_Do this_. Would you quote every entry exactly, dropping only the pictures?

_Material for the task_.
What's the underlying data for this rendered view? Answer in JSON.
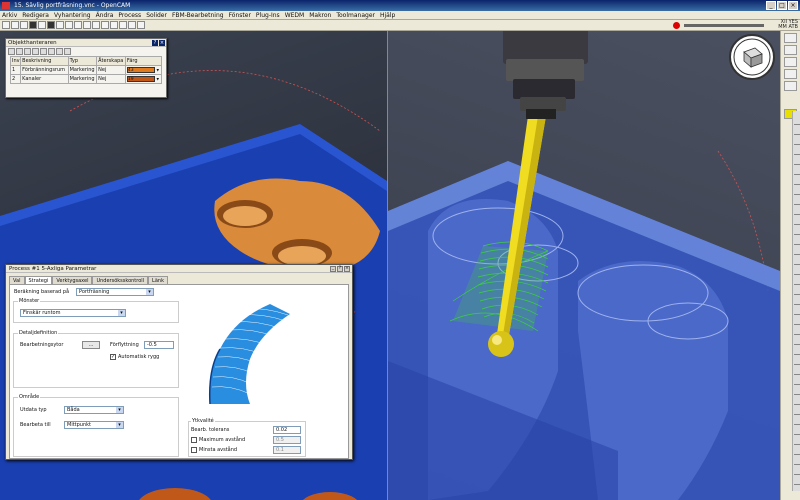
{
  "window": {
    "title": "15. Sävlig portfräsning.vnc - OpenCAM"
  },
  "menu": [
    "Arkiv",
    "Redigera",
    "Vyhantering",
    "Ändra",
    "Process",
    "Solider",
    "FBM-Bearbetning",
    "Fönster",
    "Plug-Ins",
    "WEDM",
    "Makron",
    "Toolmanager",
    "Hjälp"
  ],
  "toolbar": {
    "coord_top": "XII",
    "coord_mid": "MM",
    "coord_val": "YES",
    "coord_bot": "ATB"
  },
  "object_manager": {
    "title": "Objekthanteraren",
    "headers": [
      "Inv",
      "Beskrivning",
      "Typ",
      "Återskapa",
      "Färg"
    ],
    "rows": [
      {
        "nr": "1",
        "desc": "Förbränningsrum",
        "type": "Markering",
        "recreate": "Nej",
        "color_label": "43",
        "color": "#e07b20"
      },
      {
        "nr": "2",
        "desc": "Kanaler",
        "type": "Markering",
        "recreate": "Nej",
        "color_label": "19",
        "color": "#c0581a"
      }
    ]
  },
  "process_dialog": {
    "title": "Process #1 5-Axliga Parametrar",
    "tabs": [
      "Val",
      "Strategi",
      "Verktygsaxel",
      "Undersöksskontroll",
      "Länk"
    ],
    "active_tab": "Strategi",
    "calc_label": "Beräkning baserad på",
    "calc_value": "Portfräsning",
    "pattern_group": "Mönster",
    "pattern_value": "Finskär runtom",
    "detail_group": "Detaljdefinition",
    "surfaces_label": "Bearbetningsytor",
    "surfaces_btn": "...",
    "offset_label": "Förflyttning",
    "offset_value": "-0.5",
    "auto_chain_label": "Automatisk rygg",
    "auto_chain_checked": "✓",
    "area_group": "Område",
    "output_label": "Utdata typ",
    "output_value": "Båda",
    "process_to_label": "Bearbeta till",
    "process_to_value": "Mittpunkt",
    "surface_quality_group": "Ytkvalité",
    "tolerance_label": "Bearb. tolerans",
    "tolerance_value": "0.02",
    "max_dist_label": "Maximum avstånd",
    "max_dist_value": "0.5",
    "min_dist_label": "Minsta avstånd",
    "min_dist_value": "0.1"
  },
  "colors": {
    "workpiece_blue": "#1a3fb0",
    "chamber_copper": "#d98a3a",
    "tool_yellow": "#f0dc20",
    "toolpath_green": "#3ccf3c",
    "preview_blue": "#2a8ee0"
  },
  "icons": [
    "stop-icon",
    "viewcube-icon",
    "close-icon",
    "help-icon"
  ]
}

_The reply_.
What's the underlying data for this rendered view? Answer in JSON.
{
  "window": {
    "title": "15. Sävlig portfräsning.vnc - OpenCAM"
  },
  "menu": [
    "Arkiv",
    "Redigera",
    "Vyhantering",
    "Ändra",
    "Process",
    "Solider",
    "FBM-Bearbetning",
    "Fönster",
    "Plug-Ins",
    "WEDM",
    "Makron",
    "Toolmanager",
    "Hjälp"
  ],
  "toolbar": {
    "coord_top": "XII",
    "coord_mid": "MM",
    "coord_val": "YES",
    "coord_bot": "ATB"
  },
  "object_manager": {
    "title": "Objekthanteraren",
    "headers": [
      "Inv",
      "Beskrivning",
      "Typ",
      "Återskapa",
      "Färg"
    ],
    "rows": [
      {
        "nr": "1",
        "desc": "Förbränningsrum",
        "type": "Markering",
        "recreate": "Nej",
        "color_label": "43",
        "color": "#e07b20"
      },
      {
        "nr": "2",
        "desc": "Kanaler",
        "type": "Markering",
        "recreate": "Nej",
        "color_label": "19",
        "color": "#c0581a"
      }
    ]
  },
  "process_dialog": {
    "title": "Process #1 5-Axliga Parametrar",
    "tabs": [
      "Val",
      "Strategi",
      "Verktygsaxel",
      "Undersöksskontroll",
      "Länk"
    ],
    "active_tab": "Strategi",
    "calc_label": "Beräkning baserad på",
    "calc_value": "Portfräsning",
    "pattern_group": "Mönster",
    "pattern_value": "Finskär runtom",
    "detail_group": "Detaljdefinition",
    "surfaces_label": "Bearbetningsytor",
    "surfaces_btn": "...",
    "offset_label": "Förflyttning",
    "offset_value": "-0.5",
    "auto_chain_label": "Automatisk rygg",
    "auto_chain_checked": "✓",
    "area_group": "Område",
    "output_label": "Utdata typ",
    "output_value": "Båda",
    "process_to_label": "Bearbeta till",
    "process_to_value": "Mittpunkt",
    "surface_quality_group": "Ytkvalité",
    "tolerance_label": "Bearb. tolerans",
    "tolerance_value": "0.02",
    "max_dist_label": "Maximum avstånd",
    "max_dist_value": "0.5",
    "min_dist_label": "Minsta avstånd",
    "min_dist_value": "0.1"
  },
  "colors": {
    "workpiece_blue": "#1a3fb0",
    "chamber_copper": "#d98a3a",
    "tool_yellow": "#f0dc20",
    "toolpath_green": "#3ccf3c",
    "preview_blue": "#2a8ee0"
  },
  "icons": [
    "stop-icon",
    "viewcube-icon",
    "close-icon",
    "help-icon"
  ]
}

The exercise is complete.